=== Provided information ===

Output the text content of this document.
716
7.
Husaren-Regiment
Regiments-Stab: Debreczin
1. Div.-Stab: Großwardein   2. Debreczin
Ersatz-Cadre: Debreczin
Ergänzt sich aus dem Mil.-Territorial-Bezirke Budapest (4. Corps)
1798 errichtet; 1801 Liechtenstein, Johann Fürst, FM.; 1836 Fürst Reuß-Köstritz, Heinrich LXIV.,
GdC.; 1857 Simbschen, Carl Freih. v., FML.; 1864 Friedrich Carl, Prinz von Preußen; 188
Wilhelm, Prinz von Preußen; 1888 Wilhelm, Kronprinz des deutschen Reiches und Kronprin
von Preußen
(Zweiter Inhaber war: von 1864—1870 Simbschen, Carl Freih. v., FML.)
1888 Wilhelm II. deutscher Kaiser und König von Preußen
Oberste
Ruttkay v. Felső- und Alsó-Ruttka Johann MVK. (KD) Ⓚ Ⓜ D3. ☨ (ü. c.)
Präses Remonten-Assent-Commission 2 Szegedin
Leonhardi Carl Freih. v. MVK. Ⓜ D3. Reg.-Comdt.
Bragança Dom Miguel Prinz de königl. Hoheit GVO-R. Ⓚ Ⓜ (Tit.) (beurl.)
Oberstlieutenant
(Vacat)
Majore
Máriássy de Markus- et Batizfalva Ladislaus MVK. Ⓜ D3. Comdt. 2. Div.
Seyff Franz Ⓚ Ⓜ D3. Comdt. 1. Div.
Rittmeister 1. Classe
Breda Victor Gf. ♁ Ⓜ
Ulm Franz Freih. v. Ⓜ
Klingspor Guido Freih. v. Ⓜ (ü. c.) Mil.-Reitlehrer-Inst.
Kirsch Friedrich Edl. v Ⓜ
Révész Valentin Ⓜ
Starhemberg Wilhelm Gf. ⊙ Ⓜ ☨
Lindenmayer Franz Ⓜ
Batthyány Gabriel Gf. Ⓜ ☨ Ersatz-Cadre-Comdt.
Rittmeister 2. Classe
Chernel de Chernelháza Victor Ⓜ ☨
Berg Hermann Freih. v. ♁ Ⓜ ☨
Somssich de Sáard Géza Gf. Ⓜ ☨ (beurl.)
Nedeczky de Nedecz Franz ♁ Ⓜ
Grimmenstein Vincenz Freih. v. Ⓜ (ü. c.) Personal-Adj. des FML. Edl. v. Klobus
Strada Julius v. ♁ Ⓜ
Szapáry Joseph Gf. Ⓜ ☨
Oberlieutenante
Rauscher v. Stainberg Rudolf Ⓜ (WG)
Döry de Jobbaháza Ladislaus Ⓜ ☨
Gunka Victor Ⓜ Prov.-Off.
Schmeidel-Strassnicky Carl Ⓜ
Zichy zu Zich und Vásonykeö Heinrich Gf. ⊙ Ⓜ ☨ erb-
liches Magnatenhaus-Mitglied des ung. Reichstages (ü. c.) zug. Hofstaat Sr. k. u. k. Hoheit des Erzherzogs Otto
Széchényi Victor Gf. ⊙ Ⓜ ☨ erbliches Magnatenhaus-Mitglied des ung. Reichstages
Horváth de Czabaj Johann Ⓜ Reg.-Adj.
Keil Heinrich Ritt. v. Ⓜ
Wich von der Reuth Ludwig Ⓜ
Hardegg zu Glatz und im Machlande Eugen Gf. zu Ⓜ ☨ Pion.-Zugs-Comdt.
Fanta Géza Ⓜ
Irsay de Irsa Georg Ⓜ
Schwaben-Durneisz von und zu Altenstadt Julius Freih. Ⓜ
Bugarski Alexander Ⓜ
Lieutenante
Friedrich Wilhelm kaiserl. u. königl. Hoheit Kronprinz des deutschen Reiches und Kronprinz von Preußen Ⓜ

===

- [The request] Please give back all of the records exactly as written.

- [The completed task]
Output the text content of this document.
716
7.
Husaren-Regiment
Regiments-Stab: Debreczin
1. Div.-Stab: Großwardein   2. Debreczin
Ersatz-Cadre: Debreczin
Ergänzt sich aus dem Mil.-Territorial-Bezirke Budapest (4. Corps)
1798 errichtet; 1801 Liechtenstein, Johann Fürst, FM.; 1836 Fürst Reuß-Köstritz, Heinrich LXIV.,
GdC.; 1857 Simbschen, Carl Freih. v., FML.; 1864 Friedrich Carl, Prinz von Preußen; 188
Wilhelm, Prinz von Preußen; 1888 Wilhelm, Kronprinz des deutschen Reiches und Kronprin
von Preußen
(Zweiter Inhaber war: von 1864—1870 Simbschen, Carl Freih. v., FML.)
1888 Wilhelm II. deutscher Kaiser und König von Preußen
Oberste
Ruttkay v. Felső- und Alsó-Ruttka Johann MVK. (KD) Ⓚ Ⓜ D3. ☨ (ü. c.)
Präses Remonten-Assent-Commission 2 Szegedin
Leonhardi Carl Freih. v. MVK. Ⓜ D3. Reg.-Comdt.
Bragança Dom Miguel Prinz de königl. Hoheit GVO-R. Ⓚ Ⓜ (Tit.) (beurl.)
Oberstlieutenant
(Vacat)
Majore
Máriássy de Markus- et Batizfalva Ladislaus MVK. Ⓜ D3. Comdt. 2. Div.
Seyff Franz Ⓚ Ⓜ D3. Comdt. 1. Div.
Rittmeister 1. Classe
Breda Victor Gf. ♁ Ⓜ
Ulm Franz Freih. v. Ⓜ
Klingspor Guido Freih. v. Ⓜ (ü. c.) Mil.-Reitlehrer-Inst.
Kirsch Friedrich Edl. v Ⓜ
Révész Valentin Ⓜ
Starhemberg Wilhelm Gf. ⊙ Ⓜ ☨
Lindenmayer Franz Ⓜ
Batthyány Gabriel Gf. Ⓜ ☨ Ersatz-Cadre-Comdt.
Rittmeister 2. Classe
Chernel de Chernelháza Victor Ⓜ ☨
Berg Hermann Freih. v. ♁ Ⓜ ☨
Somssich de Sáard Géza Gf. Ⓜ ☨ (beurl.)
Nedeczky de Nedecz Franz ♁ Ⓜ
Grimmenstein Vincenz Freih. v. Ⓜ (ü. c.) Personal-Adj. des FML. Edl. v. Klobus
Strada Julius v. ♁ Ⓜ
Szapáry Joseph Gf. Ⓜ ☨
Oberlieutenante
Rauscher v. Stainberg Rudolf Ⓜ (WG)
Döry de Jobbaháza Ladislaus Ⓜ ☨
Gunka Victor Ⓜ Prov.-Off.
Schmeidel-Strassnicky Carl Ⓜ
Zichy zu Zich und Vásonykeö Heinrich Gf. ⊙ Ⓜ ☨ erb-
liches Magnatenhaus-Mitglied des ung. Reichstages (ü. c.) zug. Hofstaat Sr. k. u. k. Hoheit des Erzherzogs Otto
Széchényi Victor Gf. ⊙ Ⓜ ☨ erbliches Magnatenhaus-Mitglied des ung. Reichstages
Horváth de Czabaj Johann Ⓜ Reg.-Adj.
Keil Heinrich Ritt. v. Ⓜ
Wich von der Reuth Ludwig Ⓜ
Hardegg zu Glatz und im Machlande Eugen Gf. zu Ⓜ ☨ Pion.-Zugs-Comdt.
Fanta Géza Ⓜ
Irsay de Irsa Georg Ⓜ
Schwaben-Durneisz von und zu Altenstadt Julius Freih. Ⓜ
Bugarski Alexander Ⓜ
Lieutenante
Friedrich Wilhelm kaiserl. u. königl. Hoheit Kronprinz des deutschen Reiches und Kronprinz von Preußen Ⓜ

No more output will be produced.